What is asked: Copy out every line in which the string "problema" occurs.

Rows from a dataset:
------------------------------------------------

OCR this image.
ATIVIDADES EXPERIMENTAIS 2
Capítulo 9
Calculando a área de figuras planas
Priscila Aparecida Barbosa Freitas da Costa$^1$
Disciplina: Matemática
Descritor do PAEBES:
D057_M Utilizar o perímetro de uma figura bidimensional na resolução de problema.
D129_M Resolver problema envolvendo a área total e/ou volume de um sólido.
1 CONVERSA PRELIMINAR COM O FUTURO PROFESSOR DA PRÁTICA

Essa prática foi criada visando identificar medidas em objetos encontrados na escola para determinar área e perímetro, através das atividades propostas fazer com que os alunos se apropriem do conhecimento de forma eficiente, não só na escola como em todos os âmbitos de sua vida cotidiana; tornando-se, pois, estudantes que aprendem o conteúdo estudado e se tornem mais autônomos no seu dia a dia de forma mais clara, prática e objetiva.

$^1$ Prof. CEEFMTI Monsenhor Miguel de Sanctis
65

------------------------------------------------

Exercise response:
D057_M Utilizar o perímetro de uma figura bidimensional na resolução de problema.
D129_M Resolver problema envolvendo a área total e/ou volume de um sólido.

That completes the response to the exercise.